-- Work to do --
Keep the images out and copy every entry below exactly.

>> START Records for this task

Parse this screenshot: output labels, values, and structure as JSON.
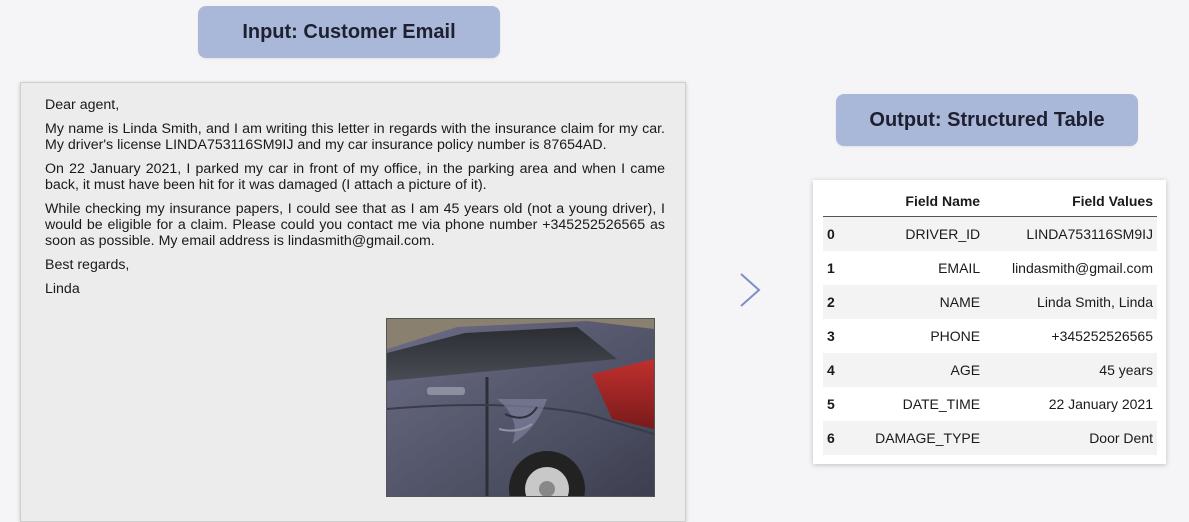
{
  "input_title": "Input: Customer Email",
  "output_title": "Output: Structured Table",
  "email": {
    "greeting": "Dear agent,",
    "paragraphs": [
      "My name is Linda Smith, and I am writing this letter in regards with the insurance claim for my car. My driver's license LINDA753116SM9IJ and my car insurance policy number is 87654AD.",
      "On 22 January 2021, I parked my car in front of my office, in the parking area and when I came back, it must have been hit for it was damaged (I attach a picture of it).",
      "While checking my insurance papers, I could see that as I am 45 years old (not a young driver), I would be eligible for a claim. Please could you contact me via phone number +345252526565 as soon as possible. My email address is lindasmith@gmail.com."
    ],
    "closing": "Best regards,",
    "signature": "Linda"
  },
  "table": {
    "headers": [
      "",
      "Field Name",
      "Field Values"
    ],
    "rows": [
      {
        "index": "0",
        "name": "DRIVER_ID",
        "value": "LINDA753116SM9IJ"
      },
      {
        "index": "1",
        "name": "EMAIL",
        "value": "lindasmith@gmail.com"
      },
      {
        "index": "2",
        "name": "NAME",
        "value": "Linda Smith, Linda"
      },
      {
        "index": "3",
        "name": "PHONE",
        "value": "+345252526565"
      },
      {
        "index": "4",
        "name": "AGE",
        "value": "45 years"
      },
      {
        "index": "5",
        "name": "DATE_TIME",
        "value": "22 January 2021"
      },
      {
        "index": "6",
        "name": "DAMAGE_TYPE",
        "value": "Door Dent"
      }
    ]
  },
  "colors": {
    "pill": "#a9b8d8",
    "arrow": "#7d8fc4"
  }
}
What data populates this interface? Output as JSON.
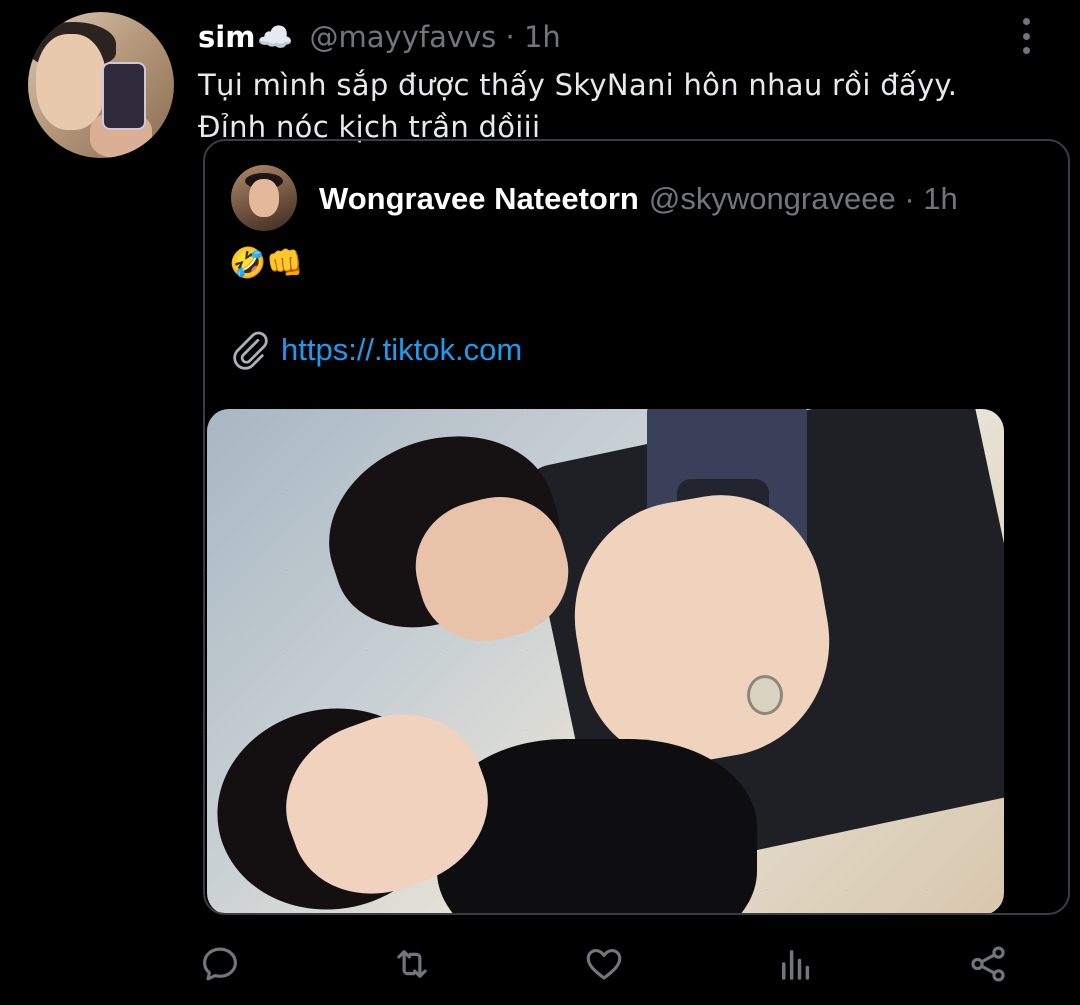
{
  "author": {
    "display_name": "sim",
    "name_emoji": "☁️",
    "handle_time": "@mayyfavvs · 1h"
  },
  "tweet": {
    "text_line1": "Tụi mình sắp được thấy SkyNani hôn nhau rồi đấyy.",
    "text_line2": "Đỉnh nóc kịch trần dồiii"
  },
  "quoted": {
    "display_name": "Wongravee Nateetorn",
    "handle_time": "@skywongraveee · 1h",
    "emojis": "🤣👊",
    "link": "https://.tiktok.com"
  },
  "icons": {
    "more": "more-vertical-icon",
    "paperclip": "paperclip-icon",
    "reply": "reply-icon",
    "retweet": "retweet-icon",
    "like": "heart-icon",
    "views": "views-icon",
    "share": "share-icon"
  },
  "colors": {
    "background": "#000000",
    "text": "#e7e9ea",
    "muted": "#71767b",
    "link": "#1d9bf0",
    "border": "#3a3d41"
  }
}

>> END Records for this task

-- Final answer --
Parse this screenshot: output labels, values, and structure as JSON.
{
  "input_title": "Input: Customer Email",
  "output_title": "Output: Structured Table",
  "email": {
    "greeting": "Dear agent,",
    "paragraphs": [
      "My name is Linda Smith, and I am writing this letter in regards with the insurance claim for my car. My driver's license LINDA753116SM9IJ and my car insurance policy number is 87654AD.",
      "On 22 January 2021, I parked my car in front of my office, in the parking area and when I came back, it must have been hit for it was damaged (I attach a picture of it).",
      "While checking my insurance papers, I could see that as I am 45 years old (not a young driver), I would be eligible for a claim. Please could you contact me via phone number +345252526565 as soon as possible. My email address is lindasmith@gmail.com."
    ],
    "closing": "Best regards,",
    "signature": "Linda"
  },
  "table": {
    "headers": [
      "",
      "Field Name",
      "Field Values"
    ],
    "rows": [
      {
        "index": "0",
        "name": "DRIVER_ID",
        "value": "LINDA753116SM9IJ"
      },
      {
        "index": "1",
        "name": "EMAIL",
        "value": "lindasmith@gmail.com"
      },
      {
        "index": "2",
        "name": "NAME",
        "value": "Linda Smith, Linda"
      },
      {
        "index": "3",
        "name": "PHONE",
        "value": "+345252526565"
      },
      {
        "index": "4",
        "name": "AGE",
        "value": "45 years"
      },
      {
        "index": "5",
        "name": "DATE_TIME",
        "value": "22 January 2021"
      },
      {
        "index": "6",
        "name": "DAMAGE_TYPE",
        "value": "Door Dent"
      }
    ]
  },
  "colors": {
    "pill": "#a9b8d8",
    "arrow": "#7d8fc4"
  }
}
What data populates this interface? Output as JSON.
{
  "author": {
    "display_name": "sim",
    "name_emoji": "☁️",
    "handle_time": "@mayyfavvs · 1h"
  },
  "tweet": {
    "text_line1": "Tụi mình sắp được thấy SkyNani hôn nhau rồi đấyy.",
    "text_line2": "Đỉnh nóc kịch trần dồiii"
  },
  "quoted": {
    "display_name": "Wongravee Nateetorn",
    "handle_time": "@skywongraveee · 1h",
    "emojis": "🤣👊",
    "link": "https://.tiktok.com"
  },
  "icons": {
    "more": "more-vertical-icon",
    "paperclip": "paperclip-icon",
    "reply": "reply-icon",
    "retweet": "retweet-icon",
    "like": "heart-icon",
    "views": "views-icon",
    "share": "share-icon"
  },
  "colors": {
    "background": "#000000",
    "text": "#e7e9ea",
    "muted": "#71767b",
    "link": "#1d9bf0",
    "border": "#3a3d41"
  }
}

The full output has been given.